___ MATERIAL ___
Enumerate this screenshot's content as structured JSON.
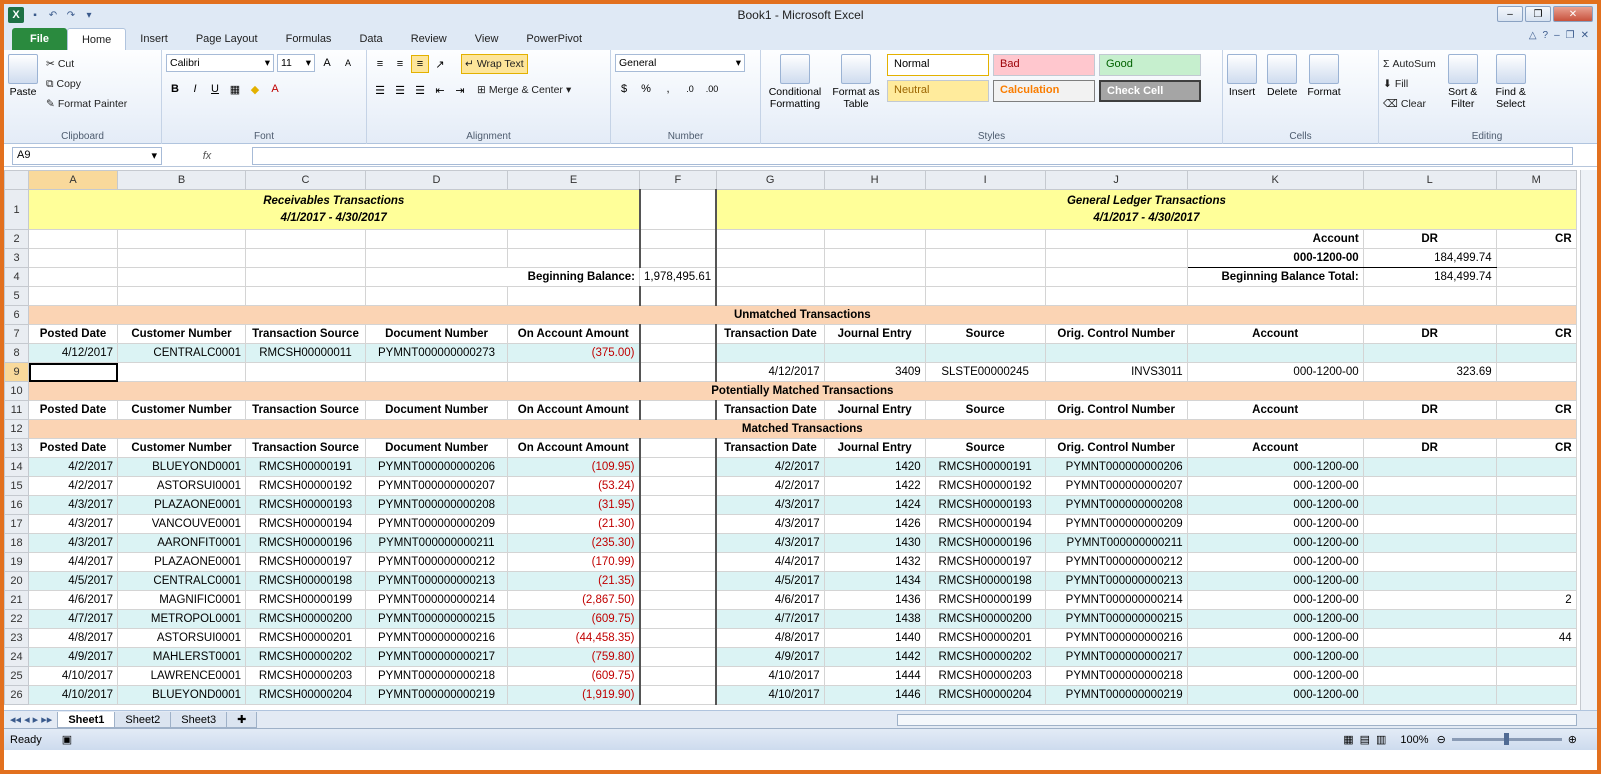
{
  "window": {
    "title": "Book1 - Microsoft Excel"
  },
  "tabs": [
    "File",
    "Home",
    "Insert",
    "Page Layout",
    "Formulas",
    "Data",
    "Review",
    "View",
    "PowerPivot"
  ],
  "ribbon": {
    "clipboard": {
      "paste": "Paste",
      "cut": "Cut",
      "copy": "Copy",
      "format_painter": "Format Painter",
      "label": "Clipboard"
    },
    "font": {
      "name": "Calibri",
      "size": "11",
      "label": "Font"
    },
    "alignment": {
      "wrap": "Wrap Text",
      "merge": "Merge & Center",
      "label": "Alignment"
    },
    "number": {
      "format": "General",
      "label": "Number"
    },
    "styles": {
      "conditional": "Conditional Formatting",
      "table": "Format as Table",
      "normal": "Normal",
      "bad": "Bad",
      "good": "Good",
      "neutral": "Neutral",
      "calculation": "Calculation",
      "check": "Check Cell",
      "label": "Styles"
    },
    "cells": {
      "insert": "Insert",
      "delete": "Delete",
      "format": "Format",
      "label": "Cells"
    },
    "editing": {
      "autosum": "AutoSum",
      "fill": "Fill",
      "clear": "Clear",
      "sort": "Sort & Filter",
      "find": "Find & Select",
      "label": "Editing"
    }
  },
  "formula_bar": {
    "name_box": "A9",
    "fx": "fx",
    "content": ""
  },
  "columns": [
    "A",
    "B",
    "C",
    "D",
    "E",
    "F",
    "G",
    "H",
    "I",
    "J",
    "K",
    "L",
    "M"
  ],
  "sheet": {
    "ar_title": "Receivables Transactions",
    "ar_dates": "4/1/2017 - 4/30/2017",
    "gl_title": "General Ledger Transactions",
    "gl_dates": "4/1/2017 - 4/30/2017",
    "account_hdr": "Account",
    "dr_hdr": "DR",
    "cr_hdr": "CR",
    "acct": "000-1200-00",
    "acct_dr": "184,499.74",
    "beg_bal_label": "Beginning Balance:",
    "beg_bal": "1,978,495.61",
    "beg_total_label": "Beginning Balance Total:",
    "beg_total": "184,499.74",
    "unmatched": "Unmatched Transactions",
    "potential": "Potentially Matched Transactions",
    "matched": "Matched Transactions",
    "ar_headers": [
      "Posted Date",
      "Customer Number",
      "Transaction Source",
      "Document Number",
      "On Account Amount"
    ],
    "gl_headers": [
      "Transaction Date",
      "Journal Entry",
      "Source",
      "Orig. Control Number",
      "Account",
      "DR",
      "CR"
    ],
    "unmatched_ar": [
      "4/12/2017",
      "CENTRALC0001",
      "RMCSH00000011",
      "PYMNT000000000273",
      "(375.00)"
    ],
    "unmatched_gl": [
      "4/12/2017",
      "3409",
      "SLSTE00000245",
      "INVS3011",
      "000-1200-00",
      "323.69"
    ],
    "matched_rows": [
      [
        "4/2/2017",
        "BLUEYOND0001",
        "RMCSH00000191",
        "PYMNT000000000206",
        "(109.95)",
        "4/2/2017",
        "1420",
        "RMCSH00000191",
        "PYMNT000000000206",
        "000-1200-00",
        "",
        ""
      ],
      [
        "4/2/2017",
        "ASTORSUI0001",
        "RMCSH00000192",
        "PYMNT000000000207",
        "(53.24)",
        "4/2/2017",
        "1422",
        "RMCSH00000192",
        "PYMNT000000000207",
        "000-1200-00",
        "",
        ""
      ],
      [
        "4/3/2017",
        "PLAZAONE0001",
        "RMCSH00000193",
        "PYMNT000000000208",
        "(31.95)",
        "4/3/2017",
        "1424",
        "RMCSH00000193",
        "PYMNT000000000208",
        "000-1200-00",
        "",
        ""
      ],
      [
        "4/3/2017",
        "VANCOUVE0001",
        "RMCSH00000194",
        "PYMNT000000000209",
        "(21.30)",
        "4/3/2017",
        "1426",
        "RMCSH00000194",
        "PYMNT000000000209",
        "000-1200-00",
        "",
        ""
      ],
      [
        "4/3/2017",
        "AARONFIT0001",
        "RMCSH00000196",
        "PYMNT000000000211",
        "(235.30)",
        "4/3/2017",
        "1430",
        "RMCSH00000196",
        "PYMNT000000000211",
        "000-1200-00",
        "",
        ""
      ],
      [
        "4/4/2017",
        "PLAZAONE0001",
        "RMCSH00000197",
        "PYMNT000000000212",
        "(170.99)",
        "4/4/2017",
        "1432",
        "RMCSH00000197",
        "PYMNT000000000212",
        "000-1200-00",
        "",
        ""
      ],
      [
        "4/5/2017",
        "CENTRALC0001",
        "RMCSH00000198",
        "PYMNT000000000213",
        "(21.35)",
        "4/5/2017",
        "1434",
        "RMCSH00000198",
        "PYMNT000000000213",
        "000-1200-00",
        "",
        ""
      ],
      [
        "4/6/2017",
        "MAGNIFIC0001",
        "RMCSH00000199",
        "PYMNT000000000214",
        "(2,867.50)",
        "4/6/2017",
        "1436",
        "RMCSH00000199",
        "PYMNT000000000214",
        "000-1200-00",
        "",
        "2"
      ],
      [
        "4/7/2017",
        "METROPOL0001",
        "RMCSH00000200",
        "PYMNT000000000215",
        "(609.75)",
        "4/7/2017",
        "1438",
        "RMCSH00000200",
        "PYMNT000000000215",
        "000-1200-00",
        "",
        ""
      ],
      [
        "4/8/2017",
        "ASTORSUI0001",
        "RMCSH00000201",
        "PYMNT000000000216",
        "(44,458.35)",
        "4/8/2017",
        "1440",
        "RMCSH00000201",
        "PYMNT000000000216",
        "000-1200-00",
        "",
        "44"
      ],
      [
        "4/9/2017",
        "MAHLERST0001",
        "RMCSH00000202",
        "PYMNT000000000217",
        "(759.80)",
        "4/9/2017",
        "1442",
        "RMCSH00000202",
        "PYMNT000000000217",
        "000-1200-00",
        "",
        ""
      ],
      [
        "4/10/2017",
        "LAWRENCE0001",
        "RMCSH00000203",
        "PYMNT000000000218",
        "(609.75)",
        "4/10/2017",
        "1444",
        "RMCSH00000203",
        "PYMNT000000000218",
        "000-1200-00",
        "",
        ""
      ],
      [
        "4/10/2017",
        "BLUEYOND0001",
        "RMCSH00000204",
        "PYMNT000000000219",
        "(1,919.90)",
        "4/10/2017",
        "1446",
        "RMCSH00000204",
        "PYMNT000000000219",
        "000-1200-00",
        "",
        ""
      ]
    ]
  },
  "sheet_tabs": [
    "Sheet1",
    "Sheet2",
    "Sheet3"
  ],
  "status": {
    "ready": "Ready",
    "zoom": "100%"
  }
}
___
___ MATERIAL ___
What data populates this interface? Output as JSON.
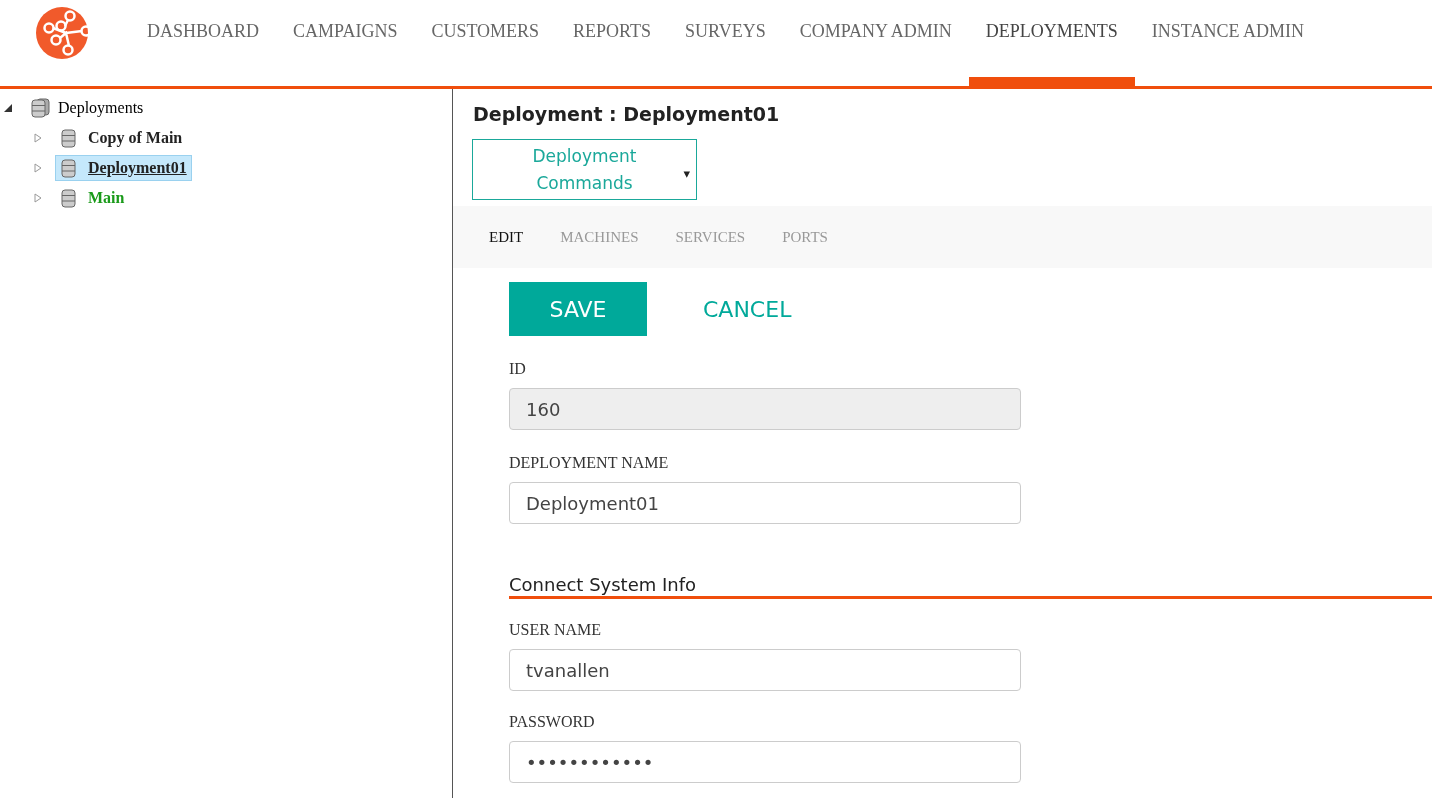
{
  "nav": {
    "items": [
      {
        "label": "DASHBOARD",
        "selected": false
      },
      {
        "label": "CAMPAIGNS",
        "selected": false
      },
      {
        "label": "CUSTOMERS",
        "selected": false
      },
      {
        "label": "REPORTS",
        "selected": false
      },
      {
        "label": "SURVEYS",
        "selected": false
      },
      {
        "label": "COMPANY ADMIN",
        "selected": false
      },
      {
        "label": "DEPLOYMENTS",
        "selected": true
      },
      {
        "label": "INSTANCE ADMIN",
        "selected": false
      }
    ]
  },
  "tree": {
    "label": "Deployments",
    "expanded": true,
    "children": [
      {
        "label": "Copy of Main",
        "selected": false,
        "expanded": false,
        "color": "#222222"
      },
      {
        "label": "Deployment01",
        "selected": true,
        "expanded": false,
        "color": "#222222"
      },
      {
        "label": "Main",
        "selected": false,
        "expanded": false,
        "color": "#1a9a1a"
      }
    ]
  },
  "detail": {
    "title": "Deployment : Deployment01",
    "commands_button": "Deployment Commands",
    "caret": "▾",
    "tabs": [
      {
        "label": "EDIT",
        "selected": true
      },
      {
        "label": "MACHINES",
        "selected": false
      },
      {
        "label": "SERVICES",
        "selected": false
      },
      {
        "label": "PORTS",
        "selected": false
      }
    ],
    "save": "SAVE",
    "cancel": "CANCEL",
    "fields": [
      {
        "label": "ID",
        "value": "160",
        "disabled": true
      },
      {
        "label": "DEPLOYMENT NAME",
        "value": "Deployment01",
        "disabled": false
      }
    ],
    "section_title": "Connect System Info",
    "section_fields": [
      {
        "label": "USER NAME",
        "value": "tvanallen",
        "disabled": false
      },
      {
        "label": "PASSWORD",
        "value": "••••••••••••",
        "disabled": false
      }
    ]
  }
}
___
___ MATERIAL ___
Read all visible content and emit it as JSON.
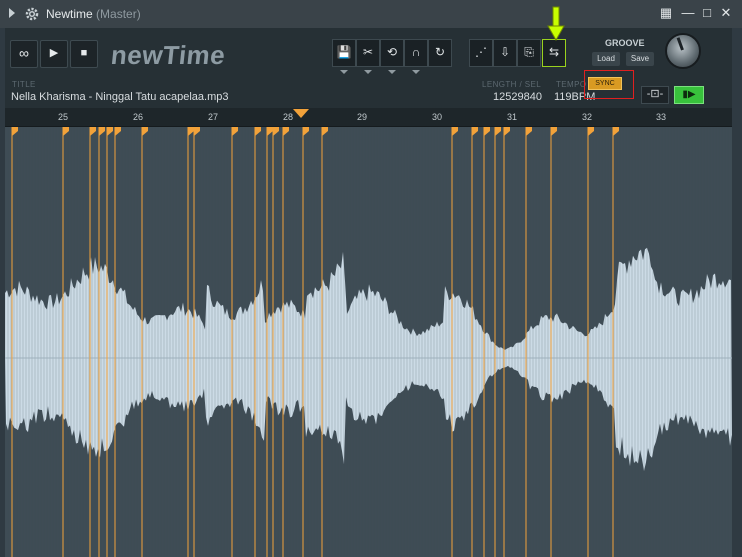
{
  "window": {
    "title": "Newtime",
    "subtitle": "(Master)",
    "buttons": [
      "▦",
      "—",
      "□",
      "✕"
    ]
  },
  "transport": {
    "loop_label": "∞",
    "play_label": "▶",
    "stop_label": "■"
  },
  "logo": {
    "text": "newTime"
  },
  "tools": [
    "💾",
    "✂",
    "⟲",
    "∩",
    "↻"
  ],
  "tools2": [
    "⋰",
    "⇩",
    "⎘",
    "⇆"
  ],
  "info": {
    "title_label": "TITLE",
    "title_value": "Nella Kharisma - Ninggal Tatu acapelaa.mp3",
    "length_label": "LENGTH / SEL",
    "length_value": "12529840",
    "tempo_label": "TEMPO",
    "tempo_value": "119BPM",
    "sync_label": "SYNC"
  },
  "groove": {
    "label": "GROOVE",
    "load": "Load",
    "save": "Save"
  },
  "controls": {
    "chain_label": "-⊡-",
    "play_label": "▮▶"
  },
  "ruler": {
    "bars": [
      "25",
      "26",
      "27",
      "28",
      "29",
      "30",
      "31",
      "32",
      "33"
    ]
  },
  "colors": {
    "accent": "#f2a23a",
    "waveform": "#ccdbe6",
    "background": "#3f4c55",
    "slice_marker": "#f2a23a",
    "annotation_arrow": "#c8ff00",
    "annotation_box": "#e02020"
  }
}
___
◆ TASK DETAILS
List the lines of the entries that include "content".

◆ ANSWER FOR THE TASK
Enumerate this screenshot's content as structured JSON.
    "content": ""
Read all visible content and emit it as JSON.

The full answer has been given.